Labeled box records
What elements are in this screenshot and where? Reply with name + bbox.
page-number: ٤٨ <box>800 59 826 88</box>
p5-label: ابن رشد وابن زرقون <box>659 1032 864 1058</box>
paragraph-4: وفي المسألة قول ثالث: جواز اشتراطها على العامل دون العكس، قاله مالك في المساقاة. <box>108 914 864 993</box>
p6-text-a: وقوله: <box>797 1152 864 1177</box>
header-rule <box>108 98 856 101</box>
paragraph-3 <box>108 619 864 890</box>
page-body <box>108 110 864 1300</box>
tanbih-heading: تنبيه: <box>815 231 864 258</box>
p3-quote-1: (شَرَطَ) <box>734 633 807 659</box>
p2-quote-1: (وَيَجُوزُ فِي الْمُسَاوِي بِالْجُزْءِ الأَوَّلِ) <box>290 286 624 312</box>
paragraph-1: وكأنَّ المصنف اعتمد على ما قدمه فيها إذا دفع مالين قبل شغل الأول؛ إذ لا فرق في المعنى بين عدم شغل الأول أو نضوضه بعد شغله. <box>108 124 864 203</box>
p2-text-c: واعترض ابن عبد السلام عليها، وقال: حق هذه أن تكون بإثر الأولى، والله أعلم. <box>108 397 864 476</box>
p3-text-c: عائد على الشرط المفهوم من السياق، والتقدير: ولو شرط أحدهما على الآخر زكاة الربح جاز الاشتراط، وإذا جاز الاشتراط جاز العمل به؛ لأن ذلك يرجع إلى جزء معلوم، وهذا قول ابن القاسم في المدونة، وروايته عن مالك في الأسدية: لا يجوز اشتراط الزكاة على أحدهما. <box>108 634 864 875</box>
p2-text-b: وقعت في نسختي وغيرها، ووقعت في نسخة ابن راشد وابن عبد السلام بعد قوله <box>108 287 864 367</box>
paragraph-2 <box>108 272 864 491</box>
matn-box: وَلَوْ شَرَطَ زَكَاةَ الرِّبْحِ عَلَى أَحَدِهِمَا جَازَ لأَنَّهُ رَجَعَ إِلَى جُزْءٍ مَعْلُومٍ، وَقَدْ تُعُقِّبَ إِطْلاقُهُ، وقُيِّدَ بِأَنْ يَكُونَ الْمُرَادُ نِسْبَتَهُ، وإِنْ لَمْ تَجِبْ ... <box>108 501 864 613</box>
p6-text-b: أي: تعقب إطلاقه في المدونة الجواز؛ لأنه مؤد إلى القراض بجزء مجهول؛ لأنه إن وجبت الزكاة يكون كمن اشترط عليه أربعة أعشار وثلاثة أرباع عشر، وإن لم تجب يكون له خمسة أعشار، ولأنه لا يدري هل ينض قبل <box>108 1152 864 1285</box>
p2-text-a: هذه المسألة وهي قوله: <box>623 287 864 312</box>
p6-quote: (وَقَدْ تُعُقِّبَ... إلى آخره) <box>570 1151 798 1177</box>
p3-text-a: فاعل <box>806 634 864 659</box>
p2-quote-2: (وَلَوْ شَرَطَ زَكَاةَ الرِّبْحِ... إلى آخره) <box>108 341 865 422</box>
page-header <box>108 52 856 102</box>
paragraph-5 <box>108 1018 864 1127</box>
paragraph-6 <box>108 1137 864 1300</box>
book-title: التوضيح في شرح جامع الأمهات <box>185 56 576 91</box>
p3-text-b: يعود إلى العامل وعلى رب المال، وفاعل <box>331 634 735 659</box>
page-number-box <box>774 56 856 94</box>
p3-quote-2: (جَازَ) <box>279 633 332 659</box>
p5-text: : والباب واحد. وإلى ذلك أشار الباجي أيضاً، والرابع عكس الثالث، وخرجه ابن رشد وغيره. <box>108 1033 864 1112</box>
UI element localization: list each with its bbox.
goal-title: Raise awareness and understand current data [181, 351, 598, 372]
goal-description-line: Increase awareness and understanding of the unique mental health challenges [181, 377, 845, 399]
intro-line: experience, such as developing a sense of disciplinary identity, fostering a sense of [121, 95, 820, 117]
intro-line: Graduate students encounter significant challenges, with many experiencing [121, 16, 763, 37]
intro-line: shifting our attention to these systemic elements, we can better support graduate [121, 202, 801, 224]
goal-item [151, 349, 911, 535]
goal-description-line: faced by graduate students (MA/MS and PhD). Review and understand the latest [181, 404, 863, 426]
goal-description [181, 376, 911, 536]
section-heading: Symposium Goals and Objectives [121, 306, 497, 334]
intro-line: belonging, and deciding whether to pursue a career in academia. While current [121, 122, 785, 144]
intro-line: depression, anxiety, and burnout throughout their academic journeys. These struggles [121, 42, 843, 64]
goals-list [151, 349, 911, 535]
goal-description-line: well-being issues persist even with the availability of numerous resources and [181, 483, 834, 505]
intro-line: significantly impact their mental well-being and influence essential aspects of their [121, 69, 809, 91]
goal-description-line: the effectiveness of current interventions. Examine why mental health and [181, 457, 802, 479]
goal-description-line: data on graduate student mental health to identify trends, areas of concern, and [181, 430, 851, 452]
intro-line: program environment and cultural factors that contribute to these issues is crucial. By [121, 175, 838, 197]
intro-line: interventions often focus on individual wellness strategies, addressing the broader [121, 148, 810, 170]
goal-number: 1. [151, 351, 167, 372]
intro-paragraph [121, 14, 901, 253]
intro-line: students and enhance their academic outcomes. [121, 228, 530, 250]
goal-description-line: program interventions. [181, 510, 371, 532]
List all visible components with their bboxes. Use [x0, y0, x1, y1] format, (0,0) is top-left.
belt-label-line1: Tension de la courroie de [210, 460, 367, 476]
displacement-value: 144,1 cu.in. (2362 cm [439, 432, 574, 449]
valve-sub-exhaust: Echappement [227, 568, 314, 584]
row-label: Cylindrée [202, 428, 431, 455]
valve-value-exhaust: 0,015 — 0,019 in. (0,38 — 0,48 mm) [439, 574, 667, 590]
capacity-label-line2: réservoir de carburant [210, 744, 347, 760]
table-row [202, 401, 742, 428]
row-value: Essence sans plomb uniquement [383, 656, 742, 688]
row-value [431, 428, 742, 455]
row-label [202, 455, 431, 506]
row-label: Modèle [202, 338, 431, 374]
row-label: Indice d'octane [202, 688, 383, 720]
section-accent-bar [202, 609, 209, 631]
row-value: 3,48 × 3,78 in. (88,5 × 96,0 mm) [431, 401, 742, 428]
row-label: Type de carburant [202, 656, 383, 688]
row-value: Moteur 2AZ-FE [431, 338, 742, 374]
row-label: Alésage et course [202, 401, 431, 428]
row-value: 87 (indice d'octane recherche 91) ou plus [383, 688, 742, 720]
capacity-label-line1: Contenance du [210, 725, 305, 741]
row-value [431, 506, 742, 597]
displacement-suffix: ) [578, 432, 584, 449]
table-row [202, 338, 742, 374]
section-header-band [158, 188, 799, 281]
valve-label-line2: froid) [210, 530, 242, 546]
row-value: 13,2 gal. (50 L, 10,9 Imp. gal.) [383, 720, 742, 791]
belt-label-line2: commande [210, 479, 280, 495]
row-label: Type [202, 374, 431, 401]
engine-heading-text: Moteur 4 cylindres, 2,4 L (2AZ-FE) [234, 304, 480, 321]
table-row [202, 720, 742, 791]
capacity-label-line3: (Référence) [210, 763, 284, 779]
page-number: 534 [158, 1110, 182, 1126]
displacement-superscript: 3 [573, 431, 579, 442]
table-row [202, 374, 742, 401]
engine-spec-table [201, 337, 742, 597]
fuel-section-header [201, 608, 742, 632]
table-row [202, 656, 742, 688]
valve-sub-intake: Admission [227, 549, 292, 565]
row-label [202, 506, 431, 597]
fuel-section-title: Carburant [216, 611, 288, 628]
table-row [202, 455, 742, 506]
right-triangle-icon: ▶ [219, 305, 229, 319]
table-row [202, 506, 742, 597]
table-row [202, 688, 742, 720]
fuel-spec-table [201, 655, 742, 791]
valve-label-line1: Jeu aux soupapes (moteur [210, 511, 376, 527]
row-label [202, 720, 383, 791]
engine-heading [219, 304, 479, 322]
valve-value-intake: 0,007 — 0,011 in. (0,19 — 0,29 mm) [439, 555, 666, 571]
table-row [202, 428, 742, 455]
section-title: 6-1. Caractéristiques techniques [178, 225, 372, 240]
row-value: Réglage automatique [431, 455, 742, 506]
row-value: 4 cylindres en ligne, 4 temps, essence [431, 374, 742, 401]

What you are asked to do
Which of the entries above contain the string "cylindres"? Show each such line in full, treating uppercase and lowercase as different.

Solution to this task
engine-heading-text: Moteur 4 cylindres, 2,4 L (2AZ-FE) [234, 304, 480, 321]
row-value: 4 cylindres en ligne, 4 temps, essence [431, 374, 742, 401]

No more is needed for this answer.